**Objective**
Every line of the material below must be repeated exactly.

(Figure dataset records)
## start
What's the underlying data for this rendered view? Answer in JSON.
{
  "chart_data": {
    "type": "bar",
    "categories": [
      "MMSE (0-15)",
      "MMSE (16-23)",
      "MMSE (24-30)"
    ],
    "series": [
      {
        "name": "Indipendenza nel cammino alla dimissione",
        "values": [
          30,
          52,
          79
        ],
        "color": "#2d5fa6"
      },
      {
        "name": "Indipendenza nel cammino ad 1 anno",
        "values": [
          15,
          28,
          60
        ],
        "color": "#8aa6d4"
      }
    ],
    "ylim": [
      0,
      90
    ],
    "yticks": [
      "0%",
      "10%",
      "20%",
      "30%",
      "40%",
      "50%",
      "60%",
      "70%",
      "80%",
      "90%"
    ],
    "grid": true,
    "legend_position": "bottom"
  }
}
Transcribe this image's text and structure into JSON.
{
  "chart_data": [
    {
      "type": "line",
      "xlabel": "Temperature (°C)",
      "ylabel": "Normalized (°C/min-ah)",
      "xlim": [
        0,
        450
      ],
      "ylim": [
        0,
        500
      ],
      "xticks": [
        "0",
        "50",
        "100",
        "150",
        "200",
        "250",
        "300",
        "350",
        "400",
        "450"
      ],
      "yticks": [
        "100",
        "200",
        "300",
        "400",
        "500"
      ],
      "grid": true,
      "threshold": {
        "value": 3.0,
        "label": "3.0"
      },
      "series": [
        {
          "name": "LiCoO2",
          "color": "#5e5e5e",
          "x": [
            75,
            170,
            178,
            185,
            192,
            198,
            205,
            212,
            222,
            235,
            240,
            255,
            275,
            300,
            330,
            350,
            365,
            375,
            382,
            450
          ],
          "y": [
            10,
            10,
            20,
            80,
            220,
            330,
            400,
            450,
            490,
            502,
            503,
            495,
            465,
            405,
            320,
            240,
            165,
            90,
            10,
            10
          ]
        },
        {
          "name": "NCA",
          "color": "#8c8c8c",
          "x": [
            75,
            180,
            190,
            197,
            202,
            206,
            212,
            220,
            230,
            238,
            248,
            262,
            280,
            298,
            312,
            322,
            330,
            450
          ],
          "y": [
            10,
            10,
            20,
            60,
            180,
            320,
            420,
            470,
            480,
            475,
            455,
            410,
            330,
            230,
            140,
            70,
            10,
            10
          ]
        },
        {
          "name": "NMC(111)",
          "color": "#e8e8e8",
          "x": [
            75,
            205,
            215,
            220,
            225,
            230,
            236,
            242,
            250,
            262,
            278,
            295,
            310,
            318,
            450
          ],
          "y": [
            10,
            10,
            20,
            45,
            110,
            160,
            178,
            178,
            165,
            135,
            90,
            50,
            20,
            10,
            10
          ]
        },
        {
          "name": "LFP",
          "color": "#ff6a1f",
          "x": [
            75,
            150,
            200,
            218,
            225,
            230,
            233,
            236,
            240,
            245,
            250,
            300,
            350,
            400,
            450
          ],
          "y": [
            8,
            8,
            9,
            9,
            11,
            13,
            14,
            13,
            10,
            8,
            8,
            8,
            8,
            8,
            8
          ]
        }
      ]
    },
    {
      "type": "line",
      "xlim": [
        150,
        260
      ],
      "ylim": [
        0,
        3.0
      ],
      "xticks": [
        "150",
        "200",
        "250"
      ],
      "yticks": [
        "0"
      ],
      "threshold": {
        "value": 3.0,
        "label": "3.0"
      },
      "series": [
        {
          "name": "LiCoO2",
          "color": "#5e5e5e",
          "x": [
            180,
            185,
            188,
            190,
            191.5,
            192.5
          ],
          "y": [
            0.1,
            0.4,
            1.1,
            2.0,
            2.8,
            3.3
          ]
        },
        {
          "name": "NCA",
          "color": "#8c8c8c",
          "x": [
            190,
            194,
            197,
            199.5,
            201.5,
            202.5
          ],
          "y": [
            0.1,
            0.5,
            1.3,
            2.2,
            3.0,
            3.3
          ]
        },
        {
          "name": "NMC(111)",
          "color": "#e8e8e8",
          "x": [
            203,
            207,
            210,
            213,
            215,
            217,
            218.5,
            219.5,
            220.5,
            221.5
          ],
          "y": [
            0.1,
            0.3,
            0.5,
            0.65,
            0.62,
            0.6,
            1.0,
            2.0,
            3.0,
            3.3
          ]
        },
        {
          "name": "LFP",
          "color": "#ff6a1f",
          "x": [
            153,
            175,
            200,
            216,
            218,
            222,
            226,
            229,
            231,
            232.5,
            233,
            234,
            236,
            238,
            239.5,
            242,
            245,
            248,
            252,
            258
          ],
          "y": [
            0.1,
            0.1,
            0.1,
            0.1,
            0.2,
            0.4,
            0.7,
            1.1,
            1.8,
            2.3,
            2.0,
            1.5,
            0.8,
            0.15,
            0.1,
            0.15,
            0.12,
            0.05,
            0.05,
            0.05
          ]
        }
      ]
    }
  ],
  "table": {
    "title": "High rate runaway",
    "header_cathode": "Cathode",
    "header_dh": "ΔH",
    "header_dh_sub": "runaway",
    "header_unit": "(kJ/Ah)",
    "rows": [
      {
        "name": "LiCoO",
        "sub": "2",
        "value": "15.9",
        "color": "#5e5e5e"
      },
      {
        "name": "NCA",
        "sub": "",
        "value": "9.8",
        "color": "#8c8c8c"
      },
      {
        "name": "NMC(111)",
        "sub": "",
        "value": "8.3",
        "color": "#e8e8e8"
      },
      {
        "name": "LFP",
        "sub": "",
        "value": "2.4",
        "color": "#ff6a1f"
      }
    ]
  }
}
## end
**Full response**
What's the underlying data for this rendered view? Answer in JSON.
{
  "chart_data": {
    "type": "bar",
    "categories": [
      "MMSE (0-15)",
      "MMSE (16-23)",
      "MMSE (24-30)"
    ],
    "series": [
      {
        "name": "Indipendenza nel cammino alla dimissione",
        "values": [
          30,
          52,
          79
        ],
        "color": "#2d5fa6"
      },
      {
        "name": "Indipendenza nel cammino ad 1 anno",
        "values": [
          15,
          28,
          60
        ],
        "color": "#8aa6d4"
      }
    ],
    "ylim": [
      0,
      90
    ],
    "yticks": [
      "0%",
      "10%",
      "20%",
      "30%",
      "40%",
      "50%",
      "60%",
      "70%",
      "80%",
      "90%"
    ],
    "grid": true,
    "legend_position": "bottom"
  }
}
Transcribe this image's text and structure into JSON.
{
  "chart_data": [
    {
      "type": "line",
      "xlabel": "Temperature (°C)",
      "ylabel": "Normalized (°C/min-ah)",
      "xlim": [
        0,
        450
      ],
      "ylim": [
        0,
        500
      ],
      "xticks": [
        "0",
        "50",
        "100",
        "150",
        "200",
        "250",
        "300",
        "350",
        "400",
        "450"
      ],
      "yticks": [
        "100",
        "200",
        "300",
        "400",
        "500"
      ],
      "grid": true,
      "threshold": {
        "value": 3.0,
        "label": "3.0"
      },
      "series": [
        {
          "name": "LiCoO2",
          "color": "#5e5e5e",
          "x": [
            75,
            170,
            178,
            185,
            192,
            198,
            205,
            212,
            222,
            235,
            240,
            255,
            275,
            300,
            330,
            350,
            365,
            375,
            382,
            450
          ],
          "y": [
            10,
            10,
            20,
            80,
            220,
            330,
            400,
            450,
            490,
            502,
            503,
            495,
            465,
            405,
            320,
            240,
            165,
            90,
            10,
            10
          ]
        },
        {
          "name": "NCA",
          "color": "#8c8c8c",
          "x": [
            75,
            180,
            190,
            197,
            202,
            206,
            212,
            220,
            230,
            238,
            248,
            262,
            280,
            298,
            312,
            322,
            330,
            450
          ],
          "y": [
            10,
            10,
            20,
            60,
            180,
            320,
            420,
            470,
            480,
            475,
            455,
            410,
            330,
            230,
            140,
            70,
            10,
            10
          ]
        },
        {
          "name": "NMC(111)",
          "color": "#e8e8e8",
          "x": [
            75,
            205,
            215,
            220,
            225,
            230,
            236,
            242,
            250,
            262,
            278,
            295,
            310,
            318,
            450
          ],
          "y": [
            10,
            10,
            20,
            45,
            110,
            160,
            178,
            178,
            165,
            135,
            90,
            50,
            20,
            10,
            10
          ]
        },
        {
          "name": "LFP",
          "color": "#ff6a1f",
          "x": [
            75,
            150,
            200,
            218,
            225,
            230,
            233,
            236,
            240,
            245,
            250,
            300,
            350,
            400,
            450
          ],
          "y": [
            8,
            8,
            9,
            9,
            11,
            13,
            14,
            13,
            10,
            8,
            8,
            8,
            8,
            8,
            8
          ]
        }
      ]
    },
    {
      "type": "line",
      "xlim": [
        150,
        260
      ],
      "ylim": [
        0,
        3.0
      ],
      "xticks": [
        "150",
        "200",
        "250"
      ],
      "yticks": [
        "0"
      ],
      "threshold": {
        "value": 3.0,
        "label": "3.0"
      },
      "series": [
        {
          "name": "LiCoO2",
          "color": "#5e5e5e",
          "x": [
            180,
            185,
            188,
            190,
            191.5,
            192.5
          ],
          "y": [
            0.1,
            0.4,
            1.1,
            2.0,
            2.8,
            3.3
          ]
        },
        {
          "name": "NCA",
          "color": "#8c8c8c",
          "x": [
            190,
            194,
            197,
            199.5,
            201.5,
            202.5
          ],
          "y": [
            0.1,
            0.5,
            1.3,
            2.2,
            3.0,
            3.3
          ]
        },
        {
          "name": "NMC(111)",
          "color": "#e8e8e8",
          "x": [
            203,
            207,
            210,
            213,
            215,
            217,
            218.5,
            219.5,
            220.5,
            221.5
          ],
          "y": [
            0.1,
            0.3,
            0.5,
            0.65,
            0.62,
            0.6,
            1.0,
            2.0,
            3.0,
            3.3
          ]
        },
        {
          "name": "LFP",
          "color": "#ff6a1f",
          "x": [
            153,
            175,
            200,
            216,
            218,
            222,
            226,
            229,
            231,
            232.5,
            233,
            234,
            236,
            238,
            239.5,
            242,
            245,
            248,
            252,
            258
          ],
          "y": [
            0.1,
            0.1,
            0.1,
            0.1,
            0.2,
            0.4,
            0.7,
            1.1,
            1.8,
            2.3,
            2.0,
            1.5,
            0.8,
            0.15,
            0.1,
            0.15,
            0.12,
            0.05,
            0.05,
            0.05
          ]
        }
      ]
    }
  ],
  "table": {
    "title": "High rate runaway",
    "header_cathode": "Cathode",
    "header_dh": "ΔH",
    "header_dh_sub": "runaway",
    "header_unit": "(kJ/Ah)",
    "rows": [
      {
        "name": "LiCoO",
        "sub": "2",
        "value": "15.9",
        "color": "#5e5e5e"
      },
      {
        "name": "NCA",
        "sub": "",
        "value": "9.8",
        "color": "#8c8c8c"
      },
      {
        "name": "NMC(111)",
        "sub": "",
        "value": "8.3",
        "color": "#e8e8e8"
      },
      {
        "name": "LFP",
        "sub": "",
        "value": "2.4",
        "color": "#ff6a1f"
      }
    ]
  }
}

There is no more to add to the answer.